### SUPPLIED RECORDS ###
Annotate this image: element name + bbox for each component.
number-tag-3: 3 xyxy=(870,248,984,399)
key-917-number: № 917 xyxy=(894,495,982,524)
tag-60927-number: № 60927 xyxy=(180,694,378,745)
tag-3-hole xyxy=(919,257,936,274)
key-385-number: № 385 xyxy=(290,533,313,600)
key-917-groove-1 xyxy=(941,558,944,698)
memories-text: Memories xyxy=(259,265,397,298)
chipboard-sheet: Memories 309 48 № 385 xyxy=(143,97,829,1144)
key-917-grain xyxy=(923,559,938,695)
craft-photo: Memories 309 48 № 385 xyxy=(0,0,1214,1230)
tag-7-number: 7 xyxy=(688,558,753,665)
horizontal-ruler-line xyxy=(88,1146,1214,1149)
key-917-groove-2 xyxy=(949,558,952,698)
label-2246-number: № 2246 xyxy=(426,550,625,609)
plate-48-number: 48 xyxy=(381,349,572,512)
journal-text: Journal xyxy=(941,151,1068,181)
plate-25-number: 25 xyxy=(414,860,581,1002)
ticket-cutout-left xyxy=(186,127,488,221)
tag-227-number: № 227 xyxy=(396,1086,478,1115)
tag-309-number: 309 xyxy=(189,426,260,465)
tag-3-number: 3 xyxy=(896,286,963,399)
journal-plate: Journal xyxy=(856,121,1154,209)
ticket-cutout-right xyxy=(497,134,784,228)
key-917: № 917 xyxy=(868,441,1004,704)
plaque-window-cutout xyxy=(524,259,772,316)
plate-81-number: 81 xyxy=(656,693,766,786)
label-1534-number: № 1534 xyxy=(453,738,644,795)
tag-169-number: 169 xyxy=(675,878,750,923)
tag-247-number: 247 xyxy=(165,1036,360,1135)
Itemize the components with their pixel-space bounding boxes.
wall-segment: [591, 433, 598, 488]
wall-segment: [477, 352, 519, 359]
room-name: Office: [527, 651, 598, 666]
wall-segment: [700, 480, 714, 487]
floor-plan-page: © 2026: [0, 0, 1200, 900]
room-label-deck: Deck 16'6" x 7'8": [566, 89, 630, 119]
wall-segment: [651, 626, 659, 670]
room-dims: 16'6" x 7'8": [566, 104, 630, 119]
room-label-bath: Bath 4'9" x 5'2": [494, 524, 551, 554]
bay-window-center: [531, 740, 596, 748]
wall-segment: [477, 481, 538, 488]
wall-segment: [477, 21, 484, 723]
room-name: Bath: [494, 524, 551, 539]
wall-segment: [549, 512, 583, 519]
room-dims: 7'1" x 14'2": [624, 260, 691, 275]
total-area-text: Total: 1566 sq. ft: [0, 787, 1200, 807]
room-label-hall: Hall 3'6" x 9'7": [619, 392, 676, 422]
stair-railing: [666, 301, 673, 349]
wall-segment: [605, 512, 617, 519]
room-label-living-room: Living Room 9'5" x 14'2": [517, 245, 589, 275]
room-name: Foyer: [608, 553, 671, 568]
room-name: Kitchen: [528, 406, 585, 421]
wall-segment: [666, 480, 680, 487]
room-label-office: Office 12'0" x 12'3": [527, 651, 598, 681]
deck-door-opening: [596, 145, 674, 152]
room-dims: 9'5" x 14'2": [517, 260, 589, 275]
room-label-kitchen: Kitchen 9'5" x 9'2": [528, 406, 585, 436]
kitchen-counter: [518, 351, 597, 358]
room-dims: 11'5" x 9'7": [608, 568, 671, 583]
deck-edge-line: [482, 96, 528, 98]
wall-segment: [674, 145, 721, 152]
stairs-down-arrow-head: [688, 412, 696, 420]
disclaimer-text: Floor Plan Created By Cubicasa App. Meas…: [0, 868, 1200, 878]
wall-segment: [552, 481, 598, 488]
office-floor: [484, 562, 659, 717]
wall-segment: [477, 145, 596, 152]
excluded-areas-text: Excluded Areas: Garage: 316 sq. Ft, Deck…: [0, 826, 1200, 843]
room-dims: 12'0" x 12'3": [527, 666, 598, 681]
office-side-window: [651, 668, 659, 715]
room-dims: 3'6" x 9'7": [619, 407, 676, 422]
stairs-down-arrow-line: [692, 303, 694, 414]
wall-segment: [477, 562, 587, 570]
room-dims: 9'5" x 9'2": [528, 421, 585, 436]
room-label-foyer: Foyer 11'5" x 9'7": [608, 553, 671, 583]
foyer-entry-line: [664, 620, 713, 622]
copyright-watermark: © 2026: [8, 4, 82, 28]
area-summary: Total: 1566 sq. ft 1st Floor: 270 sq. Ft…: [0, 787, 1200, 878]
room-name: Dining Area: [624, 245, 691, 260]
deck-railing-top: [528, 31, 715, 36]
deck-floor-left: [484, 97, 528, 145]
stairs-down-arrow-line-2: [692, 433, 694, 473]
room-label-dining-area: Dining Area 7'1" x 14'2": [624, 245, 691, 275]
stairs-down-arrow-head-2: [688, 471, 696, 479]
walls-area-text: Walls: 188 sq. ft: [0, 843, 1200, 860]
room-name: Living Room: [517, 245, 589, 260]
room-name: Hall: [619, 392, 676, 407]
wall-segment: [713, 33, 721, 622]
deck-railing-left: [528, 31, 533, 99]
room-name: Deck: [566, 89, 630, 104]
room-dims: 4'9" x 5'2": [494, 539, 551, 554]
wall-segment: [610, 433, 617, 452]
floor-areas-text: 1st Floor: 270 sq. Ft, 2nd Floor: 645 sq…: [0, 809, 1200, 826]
###
# TASK TO CARRY OUT:
Reproduce the items without any change, from the very first line up to and including the line containing "memories-text: Memories xyxy=(259,265,397,298)".

# CORRECT ANSWER:
Annotate this image: element name + bbox for each component.
number-tag-3: 3 xyxy=(870,248,984,399)
key-917-number: № 917 xyxy=(894,495,982,524)
tag-60927-number: № 60927 xyxy=(180,694,378,745)
tag-3-hole xyxy=(919,257,936,274)
key-385-number: № 385 xyxy=(290,533,313,600)
key-917-groove-1 xyxy=(941,558,944,698)
memories-text: Memories xyxy=(259,265,397,298)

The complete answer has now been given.